* PROVIDED INFORMATION
----

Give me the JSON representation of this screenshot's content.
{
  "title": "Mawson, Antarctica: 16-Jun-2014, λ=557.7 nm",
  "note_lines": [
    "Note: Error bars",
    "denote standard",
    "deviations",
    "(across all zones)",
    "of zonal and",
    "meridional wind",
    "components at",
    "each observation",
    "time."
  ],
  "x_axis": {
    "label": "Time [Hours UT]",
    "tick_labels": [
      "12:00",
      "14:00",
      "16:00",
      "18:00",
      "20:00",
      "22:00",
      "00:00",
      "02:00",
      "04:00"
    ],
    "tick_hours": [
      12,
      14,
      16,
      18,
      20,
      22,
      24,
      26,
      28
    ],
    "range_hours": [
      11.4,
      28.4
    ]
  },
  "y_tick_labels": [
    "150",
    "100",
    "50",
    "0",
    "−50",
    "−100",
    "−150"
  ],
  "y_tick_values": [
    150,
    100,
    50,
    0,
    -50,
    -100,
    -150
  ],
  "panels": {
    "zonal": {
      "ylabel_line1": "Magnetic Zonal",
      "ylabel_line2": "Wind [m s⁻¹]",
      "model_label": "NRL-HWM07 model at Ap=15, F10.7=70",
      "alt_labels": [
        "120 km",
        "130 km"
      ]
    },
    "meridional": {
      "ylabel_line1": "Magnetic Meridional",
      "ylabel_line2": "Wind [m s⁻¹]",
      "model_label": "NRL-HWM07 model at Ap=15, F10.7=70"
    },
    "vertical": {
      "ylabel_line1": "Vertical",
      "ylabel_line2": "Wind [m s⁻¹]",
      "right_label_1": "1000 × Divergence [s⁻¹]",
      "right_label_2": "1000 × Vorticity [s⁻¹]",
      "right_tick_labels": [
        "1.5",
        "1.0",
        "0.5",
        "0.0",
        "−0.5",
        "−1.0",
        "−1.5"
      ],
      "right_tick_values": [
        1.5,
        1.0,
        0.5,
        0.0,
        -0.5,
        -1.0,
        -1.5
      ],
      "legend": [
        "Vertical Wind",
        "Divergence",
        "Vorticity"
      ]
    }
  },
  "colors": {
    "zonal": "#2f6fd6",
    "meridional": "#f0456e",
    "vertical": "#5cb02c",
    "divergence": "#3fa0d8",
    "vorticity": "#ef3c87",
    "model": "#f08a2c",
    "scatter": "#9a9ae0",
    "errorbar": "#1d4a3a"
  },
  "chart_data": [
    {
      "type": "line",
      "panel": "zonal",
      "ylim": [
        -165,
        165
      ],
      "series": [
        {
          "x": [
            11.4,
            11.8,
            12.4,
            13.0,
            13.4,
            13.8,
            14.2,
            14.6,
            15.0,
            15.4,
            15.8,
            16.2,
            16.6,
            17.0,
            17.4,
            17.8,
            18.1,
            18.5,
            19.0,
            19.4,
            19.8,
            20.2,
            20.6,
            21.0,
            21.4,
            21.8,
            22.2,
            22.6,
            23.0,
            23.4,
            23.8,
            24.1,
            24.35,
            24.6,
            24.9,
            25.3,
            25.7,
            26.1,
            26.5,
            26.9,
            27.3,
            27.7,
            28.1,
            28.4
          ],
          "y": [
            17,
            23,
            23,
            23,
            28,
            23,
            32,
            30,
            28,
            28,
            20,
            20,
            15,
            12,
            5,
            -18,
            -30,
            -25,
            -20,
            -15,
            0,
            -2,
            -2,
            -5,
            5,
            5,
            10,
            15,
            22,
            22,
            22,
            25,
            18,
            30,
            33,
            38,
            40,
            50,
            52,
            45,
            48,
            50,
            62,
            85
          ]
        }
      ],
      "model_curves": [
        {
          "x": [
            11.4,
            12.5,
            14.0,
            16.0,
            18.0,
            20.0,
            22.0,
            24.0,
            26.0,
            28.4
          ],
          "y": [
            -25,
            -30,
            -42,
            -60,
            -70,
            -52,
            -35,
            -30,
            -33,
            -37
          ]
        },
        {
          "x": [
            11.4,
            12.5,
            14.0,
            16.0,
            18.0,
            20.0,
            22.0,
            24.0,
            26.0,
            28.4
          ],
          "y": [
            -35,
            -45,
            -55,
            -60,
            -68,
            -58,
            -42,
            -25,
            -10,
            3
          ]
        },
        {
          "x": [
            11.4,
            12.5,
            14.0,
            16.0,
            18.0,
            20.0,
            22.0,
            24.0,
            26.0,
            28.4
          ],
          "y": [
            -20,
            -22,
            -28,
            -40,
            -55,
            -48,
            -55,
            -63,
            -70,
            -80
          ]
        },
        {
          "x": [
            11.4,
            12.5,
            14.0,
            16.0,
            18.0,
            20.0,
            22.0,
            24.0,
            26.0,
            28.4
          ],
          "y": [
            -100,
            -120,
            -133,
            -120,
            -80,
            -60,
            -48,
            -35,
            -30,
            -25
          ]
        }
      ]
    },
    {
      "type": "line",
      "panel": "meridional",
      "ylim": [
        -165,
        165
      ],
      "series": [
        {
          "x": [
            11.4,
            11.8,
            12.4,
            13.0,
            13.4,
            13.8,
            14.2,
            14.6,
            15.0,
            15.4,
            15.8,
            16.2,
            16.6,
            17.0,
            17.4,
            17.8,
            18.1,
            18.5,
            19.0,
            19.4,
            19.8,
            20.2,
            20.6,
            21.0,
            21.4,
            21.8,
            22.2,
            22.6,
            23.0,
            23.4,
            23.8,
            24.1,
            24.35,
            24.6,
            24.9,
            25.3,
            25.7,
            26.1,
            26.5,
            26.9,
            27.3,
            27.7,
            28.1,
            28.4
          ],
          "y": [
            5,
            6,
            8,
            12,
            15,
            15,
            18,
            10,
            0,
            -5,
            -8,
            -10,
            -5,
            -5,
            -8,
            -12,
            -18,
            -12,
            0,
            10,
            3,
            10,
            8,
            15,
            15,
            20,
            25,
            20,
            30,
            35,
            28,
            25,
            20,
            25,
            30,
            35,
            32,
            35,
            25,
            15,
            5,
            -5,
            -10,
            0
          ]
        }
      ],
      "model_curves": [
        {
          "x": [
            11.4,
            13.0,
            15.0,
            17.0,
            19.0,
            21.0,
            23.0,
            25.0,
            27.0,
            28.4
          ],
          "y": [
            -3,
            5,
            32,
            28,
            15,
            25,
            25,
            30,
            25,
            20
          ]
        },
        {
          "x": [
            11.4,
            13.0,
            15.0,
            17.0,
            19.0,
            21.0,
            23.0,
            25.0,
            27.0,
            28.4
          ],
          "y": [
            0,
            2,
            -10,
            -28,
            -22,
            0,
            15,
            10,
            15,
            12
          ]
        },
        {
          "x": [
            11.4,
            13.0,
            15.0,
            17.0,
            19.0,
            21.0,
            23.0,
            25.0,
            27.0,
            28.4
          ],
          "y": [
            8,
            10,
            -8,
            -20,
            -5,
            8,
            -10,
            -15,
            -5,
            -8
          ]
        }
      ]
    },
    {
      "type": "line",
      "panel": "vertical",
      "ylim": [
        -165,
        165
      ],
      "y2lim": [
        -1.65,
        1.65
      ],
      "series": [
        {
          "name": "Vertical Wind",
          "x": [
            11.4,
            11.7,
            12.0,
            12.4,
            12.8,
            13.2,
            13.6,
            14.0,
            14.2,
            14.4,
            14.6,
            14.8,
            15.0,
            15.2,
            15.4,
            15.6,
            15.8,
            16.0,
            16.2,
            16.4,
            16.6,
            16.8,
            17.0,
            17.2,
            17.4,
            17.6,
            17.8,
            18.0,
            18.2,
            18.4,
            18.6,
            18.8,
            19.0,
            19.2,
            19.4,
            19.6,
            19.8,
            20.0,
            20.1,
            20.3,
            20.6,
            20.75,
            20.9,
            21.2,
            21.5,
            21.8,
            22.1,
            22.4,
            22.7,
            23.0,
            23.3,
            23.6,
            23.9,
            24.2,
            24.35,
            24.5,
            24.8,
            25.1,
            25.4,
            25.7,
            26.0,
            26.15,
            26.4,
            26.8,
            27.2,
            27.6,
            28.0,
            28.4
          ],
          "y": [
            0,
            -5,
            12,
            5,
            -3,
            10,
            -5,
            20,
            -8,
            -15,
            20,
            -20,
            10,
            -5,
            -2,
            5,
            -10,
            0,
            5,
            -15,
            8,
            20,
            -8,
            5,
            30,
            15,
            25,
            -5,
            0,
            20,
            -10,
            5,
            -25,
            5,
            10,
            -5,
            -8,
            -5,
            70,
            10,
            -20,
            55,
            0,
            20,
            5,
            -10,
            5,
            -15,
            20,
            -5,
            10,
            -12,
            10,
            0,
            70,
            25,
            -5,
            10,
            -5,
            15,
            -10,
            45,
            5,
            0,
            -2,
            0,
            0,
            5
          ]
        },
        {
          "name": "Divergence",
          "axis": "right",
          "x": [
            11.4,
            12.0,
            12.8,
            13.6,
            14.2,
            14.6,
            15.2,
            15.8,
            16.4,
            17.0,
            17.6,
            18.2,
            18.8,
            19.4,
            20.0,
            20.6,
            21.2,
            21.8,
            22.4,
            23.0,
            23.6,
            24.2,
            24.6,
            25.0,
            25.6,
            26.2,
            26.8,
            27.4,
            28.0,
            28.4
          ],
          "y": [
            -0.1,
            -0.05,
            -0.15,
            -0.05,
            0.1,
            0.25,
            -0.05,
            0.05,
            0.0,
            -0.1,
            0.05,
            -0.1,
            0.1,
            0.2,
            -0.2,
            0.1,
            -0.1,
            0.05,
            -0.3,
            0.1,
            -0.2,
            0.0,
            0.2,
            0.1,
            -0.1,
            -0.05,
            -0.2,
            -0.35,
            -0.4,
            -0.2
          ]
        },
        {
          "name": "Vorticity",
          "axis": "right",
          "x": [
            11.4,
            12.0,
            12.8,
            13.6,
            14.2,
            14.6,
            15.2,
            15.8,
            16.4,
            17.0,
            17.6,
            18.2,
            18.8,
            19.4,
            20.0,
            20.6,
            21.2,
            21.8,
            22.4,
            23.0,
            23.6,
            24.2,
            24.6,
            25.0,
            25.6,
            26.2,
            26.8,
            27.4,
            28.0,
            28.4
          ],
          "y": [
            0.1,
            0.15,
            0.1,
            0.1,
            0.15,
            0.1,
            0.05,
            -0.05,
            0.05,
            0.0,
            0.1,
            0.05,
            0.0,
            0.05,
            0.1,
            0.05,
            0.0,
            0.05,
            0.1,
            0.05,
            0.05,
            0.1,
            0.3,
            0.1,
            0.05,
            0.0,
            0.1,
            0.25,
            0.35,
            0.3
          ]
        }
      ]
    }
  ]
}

----

* WHAT YOU WILL DO
Where a line above holds the string "name", show that line.

* RESULT FOR THIS TASK
          "name": "Vertical Wind",
          "name": "Divergence",
          "name": "Vorticity",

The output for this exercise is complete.